◆ Instructions for the task: Could you give the data below again, exactly and completely?

(Source records)

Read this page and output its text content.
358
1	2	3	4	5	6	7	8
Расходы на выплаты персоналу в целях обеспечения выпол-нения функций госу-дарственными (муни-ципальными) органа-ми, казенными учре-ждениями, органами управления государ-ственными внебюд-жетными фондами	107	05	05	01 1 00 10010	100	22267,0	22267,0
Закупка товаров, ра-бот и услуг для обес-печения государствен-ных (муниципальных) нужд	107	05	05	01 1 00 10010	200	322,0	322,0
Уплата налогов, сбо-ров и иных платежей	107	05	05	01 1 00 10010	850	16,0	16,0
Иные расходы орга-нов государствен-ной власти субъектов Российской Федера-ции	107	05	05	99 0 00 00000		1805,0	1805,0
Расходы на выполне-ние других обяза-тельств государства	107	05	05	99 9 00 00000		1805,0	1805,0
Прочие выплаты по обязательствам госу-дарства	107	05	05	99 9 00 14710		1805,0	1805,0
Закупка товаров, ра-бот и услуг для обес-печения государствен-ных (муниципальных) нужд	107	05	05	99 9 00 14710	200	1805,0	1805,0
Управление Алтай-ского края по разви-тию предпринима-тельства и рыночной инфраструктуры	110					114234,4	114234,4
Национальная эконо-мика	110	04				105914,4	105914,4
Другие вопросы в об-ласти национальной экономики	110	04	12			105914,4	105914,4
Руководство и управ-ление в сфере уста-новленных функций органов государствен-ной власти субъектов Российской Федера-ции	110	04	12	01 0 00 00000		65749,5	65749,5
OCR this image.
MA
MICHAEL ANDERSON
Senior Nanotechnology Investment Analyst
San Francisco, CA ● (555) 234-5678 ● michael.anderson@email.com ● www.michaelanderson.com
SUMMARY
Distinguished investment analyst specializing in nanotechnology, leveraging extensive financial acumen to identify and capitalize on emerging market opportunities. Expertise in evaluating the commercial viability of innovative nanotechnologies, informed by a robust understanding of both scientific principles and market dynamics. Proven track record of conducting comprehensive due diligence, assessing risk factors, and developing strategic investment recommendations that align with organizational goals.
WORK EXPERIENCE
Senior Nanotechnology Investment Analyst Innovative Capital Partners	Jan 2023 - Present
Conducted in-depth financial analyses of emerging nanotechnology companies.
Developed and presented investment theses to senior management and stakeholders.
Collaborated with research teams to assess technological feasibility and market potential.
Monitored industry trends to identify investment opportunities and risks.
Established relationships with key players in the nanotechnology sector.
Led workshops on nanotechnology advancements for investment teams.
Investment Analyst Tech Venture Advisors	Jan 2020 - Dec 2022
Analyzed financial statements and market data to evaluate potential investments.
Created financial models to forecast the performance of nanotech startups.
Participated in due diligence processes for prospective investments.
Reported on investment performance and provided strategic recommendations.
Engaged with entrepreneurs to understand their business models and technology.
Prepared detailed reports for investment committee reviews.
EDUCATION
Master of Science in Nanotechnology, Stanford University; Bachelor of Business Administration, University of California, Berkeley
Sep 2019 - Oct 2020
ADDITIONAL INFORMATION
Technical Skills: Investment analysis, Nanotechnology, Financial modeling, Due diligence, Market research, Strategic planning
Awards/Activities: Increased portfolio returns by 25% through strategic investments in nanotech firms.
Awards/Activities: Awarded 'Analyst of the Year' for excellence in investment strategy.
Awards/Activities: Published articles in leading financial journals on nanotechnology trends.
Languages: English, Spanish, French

◆ Output for this task:
Read this page and output its text content.
358
1	2	3	4	5	6	7	8
Расходы на выплаты персоналу в целях обеспечения выпол-нения функций госу-дарственными (муни-ципальными) органа-ми, казенными учре-ждениями, органами управления государ-ственными внебюд-жетными фондами	107	05	05	01 1 00 10010	100	22267,0	22267,0
Закупка товаров, ра-бот и услуг для обес-печения государствен-ных (муниципальных) нужд	107	05	05	01 1 00 10010	200	322,0	322,0
Уплата налогов, сбо-ров и иных платежей	107	05	05	01 1 00 10010	850	16,0	16,0
Иные расходы орга-нов государствен-ной власти субъектов Российской Федера-ции	107	05	05	99 0 00 00000		1805,0	1805,0
Расходы на выполне-ние других обяза-тельств государства	107	05	05	99 9 00 00000		1805,0	1805,0
Прочие выплаты по обязательствам госу-дарства	107	05	05	99 9 00 14710		1805,0	1805,0
Закупка товаров, ра-бот и услуг для обес-печения государствен-ных (муниципальных) нужд	107	05	05	99 9 00 14710	200	1805,0	1805,0
Управление Алтай-ского края по разви-тию предпринима-тельства и рыночной инфраструктуры	110					114234,4	114234,4
Национальная эконо-мика	110	04				105914,4	105914,4
Другие вопросы в об-ласти национальной экономики	110	04	12			105914,4	105914,4
Руководство и управ-ление в сфере уста-новленных функций органов государствен-ной власти субъектов Российской Федера-ции	110	04	12	01 0 00 00000		65749,5	65749,5
OCR this image.
MA
MICHAEL ANDERSON
Senior Nanotechnology Investment Analyst
San Francisco, CA ● (555) 234-5678 ● michael.anderson@email.com ● www.michaelanderson.com
SUMMARY
Distinguished investment analyst specializing in nanotechnology, leveraging extensive financial acumen to identify and capitalize on emerging market opportunities. Expertise in evaluating the commercial viability of innovative nanotechnologies, informed by a robust understanding of both scientific principles and market dynamics. Proven track record of conducting comprehensive due diligence, assessing risk factors, and developing strategic investment recommendations that align with organizational goals.
WORK EXPERIENCE
Senior Nanotechnology Investment Analyst Innovative Capital Partners	Jan 2023 - Present
Conducted in-depth financial analyses of emerging nanotechnology companies.
Developed and presented investment theses to senior management and stakeholders.
Collaborated with research teams to assess technological feasibility and market potential.
Monitored industry trends to identify investment opportunities and risks.
Established relationships with key players in the nanotechnology sector.
Led workshops on nanotechnology advancements for investment teams.
Investment Analyst Tech Venture Advisors	Jan 2020 - Dec 2022
Analyzed financial statements and market data to evaluate potential investments.
Created financial models to forecast the performance of nanotech startups.
Participated in due diligence processes for prospective investments.
Reported on investment performance and provided strategic recommendations.
Engaged with entrepreneurs to understand their business models and technology.
Prepared detailed reports for investment committee reviews.
EDUCATION
Master of Science in Nanotechnology, Stanford University; Bachelor of Business Administration, University of California, Berkeley
Sep 2019 - Oct 2020
ADDITIONAL INFORMATION
Technical Skills: Investment analysis, Nanotechnology, Financial modeling, Due diligence, Market research, Strategic planning
Awards/Activities: Increased portfolio returns by 25% through strategic investments in nanotech firms.
Awards/Activities: Awarded 'Analyst of the Year' for excellence in investment strategy.
Awards/Activities: Published articles in leading financial journals on nanotechnology trends.
Languages: English, Spanish, French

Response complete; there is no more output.